Task details >> Retype the listing that follows, word for word.

Collected data entries
*****
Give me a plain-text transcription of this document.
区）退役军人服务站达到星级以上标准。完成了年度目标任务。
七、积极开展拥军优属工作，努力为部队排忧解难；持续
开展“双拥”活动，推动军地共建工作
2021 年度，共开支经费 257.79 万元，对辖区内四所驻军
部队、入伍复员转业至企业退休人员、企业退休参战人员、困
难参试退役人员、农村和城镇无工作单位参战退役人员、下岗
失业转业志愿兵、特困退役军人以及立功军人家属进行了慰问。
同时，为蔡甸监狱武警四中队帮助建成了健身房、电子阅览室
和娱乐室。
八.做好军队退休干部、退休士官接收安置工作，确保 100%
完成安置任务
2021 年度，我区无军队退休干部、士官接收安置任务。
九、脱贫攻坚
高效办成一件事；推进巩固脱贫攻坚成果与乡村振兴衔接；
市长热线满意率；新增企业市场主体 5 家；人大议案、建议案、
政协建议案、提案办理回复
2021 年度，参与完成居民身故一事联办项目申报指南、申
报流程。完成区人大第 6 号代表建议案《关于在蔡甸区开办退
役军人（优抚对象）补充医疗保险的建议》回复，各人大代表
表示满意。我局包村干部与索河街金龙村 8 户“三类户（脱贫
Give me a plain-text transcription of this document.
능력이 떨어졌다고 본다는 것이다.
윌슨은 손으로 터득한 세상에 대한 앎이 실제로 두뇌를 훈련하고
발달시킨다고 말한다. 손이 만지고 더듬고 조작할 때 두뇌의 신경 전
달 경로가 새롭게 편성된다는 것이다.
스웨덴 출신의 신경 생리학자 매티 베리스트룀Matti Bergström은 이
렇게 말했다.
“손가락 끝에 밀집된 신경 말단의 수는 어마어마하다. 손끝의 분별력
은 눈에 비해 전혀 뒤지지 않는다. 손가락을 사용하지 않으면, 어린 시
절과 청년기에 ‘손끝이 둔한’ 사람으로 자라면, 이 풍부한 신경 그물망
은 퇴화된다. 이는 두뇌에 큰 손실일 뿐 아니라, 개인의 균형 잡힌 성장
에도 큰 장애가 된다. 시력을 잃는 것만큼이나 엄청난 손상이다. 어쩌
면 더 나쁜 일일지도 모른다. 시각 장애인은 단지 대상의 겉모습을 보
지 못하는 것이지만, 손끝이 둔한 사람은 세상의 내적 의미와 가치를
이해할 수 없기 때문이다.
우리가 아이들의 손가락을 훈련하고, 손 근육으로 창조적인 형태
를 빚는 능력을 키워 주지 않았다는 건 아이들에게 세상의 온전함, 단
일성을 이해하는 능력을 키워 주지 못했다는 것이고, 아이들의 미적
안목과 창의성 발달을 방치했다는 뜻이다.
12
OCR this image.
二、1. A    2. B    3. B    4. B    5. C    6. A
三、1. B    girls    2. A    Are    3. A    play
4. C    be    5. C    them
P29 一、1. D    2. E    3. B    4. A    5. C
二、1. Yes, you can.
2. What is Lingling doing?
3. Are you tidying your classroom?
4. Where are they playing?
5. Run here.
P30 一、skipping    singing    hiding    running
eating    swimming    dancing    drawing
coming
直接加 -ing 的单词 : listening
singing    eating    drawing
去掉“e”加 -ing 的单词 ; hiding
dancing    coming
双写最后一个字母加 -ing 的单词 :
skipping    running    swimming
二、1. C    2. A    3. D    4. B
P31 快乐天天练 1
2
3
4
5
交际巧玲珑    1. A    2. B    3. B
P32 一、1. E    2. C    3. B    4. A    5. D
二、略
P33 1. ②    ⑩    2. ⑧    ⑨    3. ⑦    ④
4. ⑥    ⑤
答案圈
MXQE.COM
*****
Solution to the exercise >>
Give me a plain-text transcription of this document.
区）退役军人服务站达到星级以上标准。完成了年度目标任务。
七、积极开展拥军优属工作，努力为部队排忧解难；持续
开展“双拥”活动，推动军地共建工作
2021 年度，共开支经费 257.79 万元，对辖区内四所驻军
部队、入伍复员转业至企业退休人员、企业退休参战人员、困
难参试退役人员、农村和城镇无工作单位参战退役人员、下岗
失业转业志愿兵、特困退役军人以及立功军人家属进行了慰问。
同时，为蔡甸监狱武警四中队帮助建成了健身房、电子阅览室
和娱乐室。
八.做好军队退休干部、退休士官接收安置工作，确保 100%
完成安置任务
2021 年度，我区无军队退休干部、士官接收安置任务。
九、脱贫攻坚
高效办成一件事；推进巩固脱贫攻坚成果与乡村振兴衔接；
市长热线满意率；新增企业市场主体 5 家；人大议案、建议案、
政协建议案、提案办理回复
2021 年度，参与完成居民身故一事联办项目申报指南、申
报流程。完成区人大第 6 号代表建议案《关于在蔡甸区开办退
役军人（优抚对象）补充医疗保险的建议》回复，各人大代表
表示满意。我局包村干部与索河街金龙村 8 户“三类户（脱贫
Give me a plain-text transcription of this document.
능력이 떨어졌다고 본다는 것이다.
윌슨은 손으로 터득한 세상에 대한 앎이 실제로 두뇌를 훈련하고
발달시킨다고 말한다. 손이 만지고 더듬고 조작할 때 두뇌의 신경 전
달 경로가 새롭게 편성된다는 것이다.
스웨덴 출신의 신경 생리학자 매티 베리스트룀Matti Bergström은 이
렇게 말했다.
“손가락 끝에 밀집된 신경 말단의 수는 어마어마하다. 손끝의 분별력
은 눈에 비해 전혀 뒤지지 않는다. 손가락을 사용하지 않으면, 어린 시
절과 청년기에 ‘손끝이 둔한’ 사람으로 자라면, 이 풍부한 신경 그물망
은 퇴화된다. 이는 두뇌에 큰 손실일 뿐 아니라, 개인의 균형 잡힌 성장
에도 큰 장애가 된다. 시력을 잃는 것만큼이나 엄청난 손상이다. 어쩌
면 더 나쁜 일일지도 모른다. 시각 장애인은 단지 대상의 겉모습을 보
지 못하는 것이지만, 손끝이 둔한 사람은 세상의 내적 의미와 가치를
이해할 수 없기 때문이다.
우리가 아이들의 손가락을 훈련하고, 손 근육으로 창조적인 형태
를 빚는 능력을 키워 주지 않았다는 건 아이들에게 세상의 온전함, 단
일성을 이해하는 능력을 키워 주지 못했다는 것이고, 아이들의 미적
안목과 창의성 발달을 방치했다는 뜻이다.
12
OCR this image.
二、1. A    2. B    3. B    4. B    5. C    6. A
三、1. B    girls    2. A    Are    3. A    play
4. C    be    5. C    them
P29 一、1. D    2. E    3. B    4. A    5. C
二、1. Yes, you can.
2. What is Lingling doing?
3. Are you tidying your classroom?
4. Where are they playing?
5. Run here.
P30 一、skipping    singing    hiding    running
eating    swimming    dancing    drawing
coming
直接加 -ing 的单词 : listening
singing    eating    drawing
去掉“e”加 -ing 的单词 ; hiding
dancing    coming
双写最后一个字母加 -ing 的单词 :
skipping    running    swimming
二、1. C    2. A    3. D    4. B
P31 快乐天天练 1
2
3
4
5
交际巧玲珑    1. A    2. B    3. B
P32 一、1. E    2. C    3. B    4. A    5. D
二、略
P33 1. ②    ⑩    2. ⑧    ⑨    3. ⑦    ④
4. ⑥    ⑤
答案圈
MXQE.COM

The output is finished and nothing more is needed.